### MATERIAL SHOWN
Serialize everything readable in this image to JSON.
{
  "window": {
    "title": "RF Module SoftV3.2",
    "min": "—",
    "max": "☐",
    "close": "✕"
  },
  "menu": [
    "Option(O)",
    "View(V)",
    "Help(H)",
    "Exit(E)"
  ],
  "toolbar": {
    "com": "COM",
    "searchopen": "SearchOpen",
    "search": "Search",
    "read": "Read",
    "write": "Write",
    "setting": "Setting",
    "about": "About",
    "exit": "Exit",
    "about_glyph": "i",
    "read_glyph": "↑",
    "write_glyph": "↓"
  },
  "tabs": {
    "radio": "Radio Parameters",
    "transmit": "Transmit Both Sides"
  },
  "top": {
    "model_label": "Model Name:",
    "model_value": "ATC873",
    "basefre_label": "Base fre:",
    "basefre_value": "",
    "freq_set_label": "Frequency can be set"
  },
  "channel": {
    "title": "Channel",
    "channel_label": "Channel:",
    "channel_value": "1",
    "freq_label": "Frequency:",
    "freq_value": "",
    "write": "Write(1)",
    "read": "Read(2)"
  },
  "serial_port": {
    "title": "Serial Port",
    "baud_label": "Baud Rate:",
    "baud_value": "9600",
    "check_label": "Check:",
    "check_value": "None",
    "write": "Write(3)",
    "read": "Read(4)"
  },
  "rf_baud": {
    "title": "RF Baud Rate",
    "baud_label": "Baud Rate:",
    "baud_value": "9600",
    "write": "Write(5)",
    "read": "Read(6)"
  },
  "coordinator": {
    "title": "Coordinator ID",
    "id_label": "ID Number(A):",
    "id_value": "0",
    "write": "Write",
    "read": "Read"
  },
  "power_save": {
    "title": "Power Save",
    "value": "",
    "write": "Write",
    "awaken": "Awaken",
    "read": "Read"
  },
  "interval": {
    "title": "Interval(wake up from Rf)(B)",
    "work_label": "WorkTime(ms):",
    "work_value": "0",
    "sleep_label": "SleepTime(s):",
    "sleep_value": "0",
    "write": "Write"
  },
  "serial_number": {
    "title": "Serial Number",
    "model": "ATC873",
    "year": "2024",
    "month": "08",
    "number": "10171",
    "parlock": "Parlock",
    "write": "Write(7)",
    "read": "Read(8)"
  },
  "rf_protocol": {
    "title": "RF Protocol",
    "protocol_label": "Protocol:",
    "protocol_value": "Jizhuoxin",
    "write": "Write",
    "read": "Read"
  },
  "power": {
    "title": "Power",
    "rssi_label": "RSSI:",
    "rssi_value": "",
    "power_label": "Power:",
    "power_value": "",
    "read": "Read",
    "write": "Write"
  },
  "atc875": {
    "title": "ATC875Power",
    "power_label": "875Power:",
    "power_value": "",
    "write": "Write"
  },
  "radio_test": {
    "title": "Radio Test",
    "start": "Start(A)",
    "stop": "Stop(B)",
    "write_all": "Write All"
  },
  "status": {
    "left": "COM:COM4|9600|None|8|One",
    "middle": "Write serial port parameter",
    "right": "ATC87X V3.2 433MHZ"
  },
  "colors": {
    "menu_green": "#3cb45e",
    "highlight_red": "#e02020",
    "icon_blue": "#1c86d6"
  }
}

### TASK PROMPT
Reproduce each record shown above without altering a single word.

### EXERCISE RESULT
Serialize everything readable in this image to JSON.
{
  "window": {
    "title": "RF Module SoftV3.2",
    "min": "—",
    "max": "☐",
    "close": "✕"
  },
  "menu": [
    "Option(O)",
    "View(V)",
    "Help(H)",
    "Exit(E)"
  ],
  "toolbar": {
    "com": "COM",
    "searchopen": "SearchOpen",
    "search": "Search",
    "read": "Read",
    "write": "Write",
    "setting": "Setting",
    "about": "About",
    "exit": "Exit",
    "about_glyph": "i",
    "read_glyph": "↑",
    "write_glyph": "↓"
  },
  "tabs": {
    "radio": "Radio Parameters",
    "transmit": "Transmit Both Sides"
  },
  "top": {
    "model_label": "Model Name:",
    "model_value": "ATC873",
    "basefre_label": "Base fre:",
    "basefre_value": "",
    "freq_set_label": "Frequency can be set"
  },
  "channel": {
    "title": "Channel",
    "channel_label": "Channel:",
    "channel_value": "1",
    "freq_label": "Frequency:",
    "freq_value": "",
    "write": "Write(1)",
    "read": "Read(2)"
  },
  "serial_port": {
    "title": "Serial Port",
    "baud_label": "Baud Rate:",
    "baud_value": "9600",
    "check_label": "Check:",
    "check_value": "None",
    "write": "Write(3)",
    "read": "Read(4)"
  },
  "rf_baud": {
    "title": "RF Baud Rate",
    "baud_label": "Baud Rate:",
    "baud_value": "9600",
    "write": "Write(5)",
    "read": "Read(6)"
  },
  "coordinator": {
    "title": "Coordinator ID",
    "id_label": "ID Number(A):",
    "id_value": "0",
    "write": "Write",
    "read": "Read"
  },
  "power_save": {
    "title": "Power Save",
    "value": "",
    "write": "Write",
    "awaken": "Awaken",
    "read": "Read"
  },
  "interval": {
    "title": "Interval(wake up from Rf)(B)",
    "work_label": "WorkTime(ms):",
    "work_value": "0",
    "sleep_label": "SleepTime(s):",
    "sleep_value": "0",
    "write": "Write"
  },
  "serial_number": {
    "title": "Serial Number",
    "model": "ATC873",
    "year": "2024",
    "month": "08",
    "number": "10171",
    "parlock": "Parlock",
    "write": "Write(7)",
    "read": "Read(8)"
  },
  "rf_protocol": {
    "title": "RF Protocol",
    "protocol_label": "Protocol:",
    "protocol_value": "Jizhuoxin",
    "write": "Write",
    "read": "Read"
  },
  "power": {
    "title": "Power",
    "rssi_label": "RSSI:",
    "rssi_value": "",
    "power_label": "Power:",
    "power_value": "",
    "read": "Read",
    "write": "Write"
  },
  "atc875": {
    "title": "ATC875Power",
    "power_label": "875Power:",
    "power_value": "",
    "write": "Write"
  },
  "radio_test": {
    "title": "Radio Test",
    "start": "Start(A)",
    "stop": "Stop(B)",
    "write_all": "Write All"
  },
  "status": {
    "left": "COM:COM4|9600|None|8|One",
    "middle": "Write serial port parameter",
    "right": "ATC87X V3.2 433MHZ"
  },
  "colors": {
    "menu_green": "#3cb45e",
    "highlight_red": "#e02020",
    "icon_blue": "#1c86d6"
  }
}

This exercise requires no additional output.